====== Provided material ======

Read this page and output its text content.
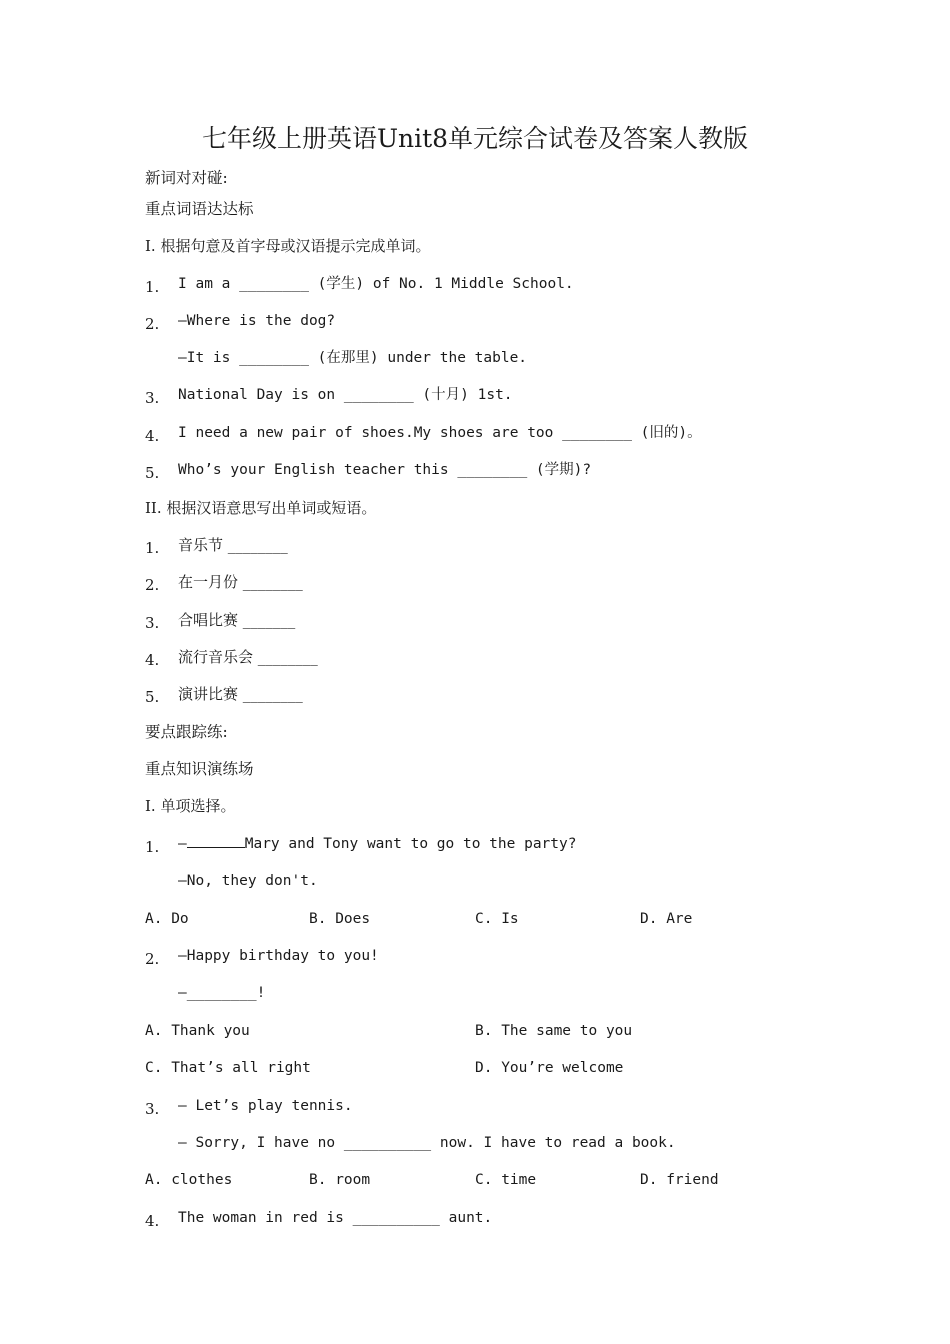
七年级上册英语Unit8单元综合试卷及答案人教版
新词对对碰:
重点词语达达标
I. 根据句意及首字母或汉语提示完成单词。
1. I am a ________ (学生) of No. 1 Middle School.
2. —Where is the dog?
—It is ________ (在那里) under the table.
3. National Day is on ________ (十月) 1st.
4. I need a new pair of shoes.My shoes are too ________ (旧的)。
5. Who’s your English teacher this ________ (学期)?
II. 根据汉语意思写出单词或短语。
1. 音乐节 ________
2. 在一月份 ________
3. 合唱比赛 _______
4. 流行音乐会 ________
5. 演讲比赛 ________
要点跟踪练:
重点知识演练场
I. 单项选择。
1. —	Mary and Tony want to go to the party?
—No, they don't.
A. Do	B. Does	C. Is	D. Are
2. —Happy birthday to you!
—________!
A. Thank you	B. The same to you
C. That’s all right	D. You’re welcome
3. — Let’s play tennis.
— Sorry, I have no __________ now. I have to read a book.
A. clothes	B. room	C. time	D. friend
4. The woman in red is __________ aunt.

======

● What to do
What is needed is an exact reproduction of the data, pictures excluded.

● Finished task
Read this page and output its text content.
七年级上册英语Unit8单元综合试卷及答案人教版
新词对对碰:
重点词语达达标
I. 根据句意及首字母或汉语提示完成单词。
1. I am a ________ (学生) of No. 1 Middle School.
2. —Where is the dog?
—It is ________ (在那里) under the table.
3. National Day is on ________ (十月) 1st.
4. I need a new pair of shoes.My shoes are too ________ (旧的)。
5. Who’s your English teacher this ________ (学期)?
II. 根据汉语意思写出单词或短语。
1. 音乐节 ________
2. 在一月份 ________
3. 合唱比赛 _______
4. 流行音乐会 ________
5. 演讲比赛 ________
要点跟踪练:
重点知识演练场
I. 单项选择。
1. —	Mary and Tony want to go to the party?
—No, they don't.
A. Do	B. Does	C. Is	D. Are
2. —Happy birthday to you!
—________!
A. Thank you	B. The same to you
C. That’s all right	D. You’re welcome
3. — Let’s play tennis.
— Sorry, I have no __________ now. I have to read a book.
A. clothes	B. room	C. time	D. friend
4. The woman in red is __________ aunt.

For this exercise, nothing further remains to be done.